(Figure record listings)
* * * * * * * * *

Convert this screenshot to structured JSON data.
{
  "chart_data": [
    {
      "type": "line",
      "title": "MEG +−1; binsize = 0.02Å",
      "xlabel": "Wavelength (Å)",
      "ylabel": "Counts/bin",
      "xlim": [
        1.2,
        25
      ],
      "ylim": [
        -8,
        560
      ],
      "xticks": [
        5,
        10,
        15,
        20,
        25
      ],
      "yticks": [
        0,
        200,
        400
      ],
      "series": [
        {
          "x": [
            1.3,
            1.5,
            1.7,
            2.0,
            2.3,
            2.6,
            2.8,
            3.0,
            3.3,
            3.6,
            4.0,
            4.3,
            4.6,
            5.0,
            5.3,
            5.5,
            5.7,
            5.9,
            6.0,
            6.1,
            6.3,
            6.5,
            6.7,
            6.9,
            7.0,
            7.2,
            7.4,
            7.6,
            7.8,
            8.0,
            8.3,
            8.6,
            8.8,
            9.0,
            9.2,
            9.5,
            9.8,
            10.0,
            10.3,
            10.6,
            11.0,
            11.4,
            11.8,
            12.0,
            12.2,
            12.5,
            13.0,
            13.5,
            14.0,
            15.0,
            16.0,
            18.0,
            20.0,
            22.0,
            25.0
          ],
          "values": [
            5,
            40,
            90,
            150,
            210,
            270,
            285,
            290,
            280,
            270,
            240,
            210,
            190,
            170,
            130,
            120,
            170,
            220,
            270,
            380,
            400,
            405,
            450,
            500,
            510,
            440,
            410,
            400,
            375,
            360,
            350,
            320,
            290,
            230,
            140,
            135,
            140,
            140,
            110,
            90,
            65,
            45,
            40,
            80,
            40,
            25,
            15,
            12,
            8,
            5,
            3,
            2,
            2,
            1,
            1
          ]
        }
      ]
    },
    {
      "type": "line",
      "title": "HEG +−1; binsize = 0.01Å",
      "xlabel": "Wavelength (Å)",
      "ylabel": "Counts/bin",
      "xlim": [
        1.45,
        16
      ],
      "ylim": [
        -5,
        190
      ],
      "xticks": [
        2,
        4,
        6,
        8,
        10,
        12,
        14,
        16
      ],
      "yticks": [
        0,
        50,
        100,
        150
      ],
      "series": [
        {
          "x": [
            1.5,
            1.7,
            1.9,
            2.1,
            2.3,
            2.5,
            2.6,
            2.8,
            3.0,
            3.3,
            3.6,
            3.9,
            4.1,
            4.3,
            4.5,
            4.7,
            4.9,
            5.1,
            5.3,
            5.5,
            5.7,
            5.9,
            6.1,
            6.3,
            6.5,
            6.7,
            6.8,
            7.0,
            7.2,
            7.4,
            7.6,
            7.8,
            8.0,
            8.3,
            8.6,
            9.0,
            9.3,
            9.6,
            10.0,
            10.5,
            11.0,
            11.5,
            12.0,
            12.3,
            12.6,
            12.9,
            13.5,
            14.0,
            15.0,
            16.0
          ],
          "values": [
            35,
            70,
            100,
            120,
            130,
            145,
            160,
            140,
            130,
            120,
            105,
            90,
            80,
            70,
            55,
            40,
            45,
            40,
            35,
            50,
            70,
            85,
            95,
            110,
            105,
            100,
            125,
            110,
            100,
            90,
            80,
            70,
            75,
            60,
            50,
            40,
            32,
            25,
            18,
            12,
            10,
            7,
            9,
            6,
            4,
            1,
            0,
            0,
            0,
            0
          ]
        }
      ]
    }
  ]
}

* * * * * * * * *

» Problem details
Go through the records above and retype each one exactly.

» Solution to this problem
Convert this screenshot to structured JSON data.
{
  "chart_data": [
    {
      "type": "line",
      "title": "MEG +−1; binsize = 0.02Å",
      "xlabel": "Wavelength (Å)",
      "ylabel": "Counts/bin",
      "xlim": [
        1.2,
        25
      ],
      "ylim": [
        -8,
        560
      ],
      "xticks": [
        5,
        10,
        15,
        20,
        25
      ],
      "yticks": [
        0,
        200,
        400
      ],
      "series": [
        {
          "x": [
            1.3,
            1.5,
            1.7,
            2.0,
            2.3,
            2.6,
            2.8,
            3.0,
            3.3,
            3.6,
            4.0,
            4.3,
            4.6,
            5.0,
            5.3,
            5.5,
            5.7,
            5.9,
            6.0,
            6.1,
            6.3,
            6.5,
            6.7,
            6.9,
            7.0,
            7.2,
            7.4,
            7.6,
            7.8,
            8.0,
            8.3,
            8.6,
            8.8,
            9.0,
            9.2,
            9.5,
            9.8,
            10.0,
            10.3,
            10.6,
            11.0,
            11.4,
            11.8,
            12.0,
            12.2,
            12.5,
            13.0,
            13.5,
            14.0,
            15.0,
            16.0,
            18.0,
            20.0,
            22.0,
            25.0
          ],
          "values": [
            5,
            40,
            90,
            150,
            210,
            270,
            285,
            290,
            280,
            270,
            240,
            210,
            190,
            170,
            130,
            120,
            170,
            220,
            270,
            380,
            400,
            405,
            450,
            500,
            510,
            440,
            410,
            400,
            375,
            360,
            350,
            320,
            290,
            230,
            140,
            135,
            140,
            140,
            110,
            90,
            65,
            45,
            40,
            80,
            40,
            25,
            15,
            12,
            8,
            5,
            3,
            2,
            2,
            1,
            1
          ]
        }
      ]
    },
    {
      "type": "line",
      "title": "HEG +−1; binsize = 0.01Å",
      "xlabel": "Wavelength (Å)",
      "ylabel": "Counts/bin",
      "xlim": [
        1.45,
        16
      ],
      "ylim": [
        -5,
        190
      ],
      "xticks": [
        2,
        4,
        6,
        8,
        10,
        12,
        14,
        16
      ],
      "yticks": [
        0,
        50,
        100,
        150
      ],
      "series": [
        {
          "x": [
            1.5,
            1.7,
            1.9,
            2.1,
            2.3,
            2.5,
            2.6,
            2.8,
            3.0,
            3.3,
            3.6,
            3.9,
            4.1,
            4.3,
            4.5,
            4.7,
            4.9,
            5.1,
            5.3,
            5.5,
            5.7,
            5.9,
            6.1,
            6.3,
            6.5,
            6.7,
            6.8,
            7.0,
            7.2,
            7.4,
            7.6,
            7.8,
            8.0,
            8.3,
            8.6,
            9.0,
            9.3,
            9.6,
            10.0,
            10.5,
            11.0,
            11.5,
            12.0,
            12.3,
            12.6,
            12.9,
            13.5,
            14.0,
            15.0,
            16.0
          ],
          "values": [
            35,
            70,
            100,
            120,
            130,
            145,
            160,
            140,
            130,
            120,
            105,
            90,
            80,
            70,
            55,
            40,
            45,
            40,
            35,
            50,
            70,
            85,
            95,
            110,
            105,
            100,
            125,
            110,
            100,
            90,
            80,
            70,
            75,
            60,
            50,
            40,
            32,
            25,
            18,
            12,
            10,
            7,
            9,
            6,
            4,
            1,
            0,
            0,
            0,
            0
          ]
        }
      ]
    }
  ]
}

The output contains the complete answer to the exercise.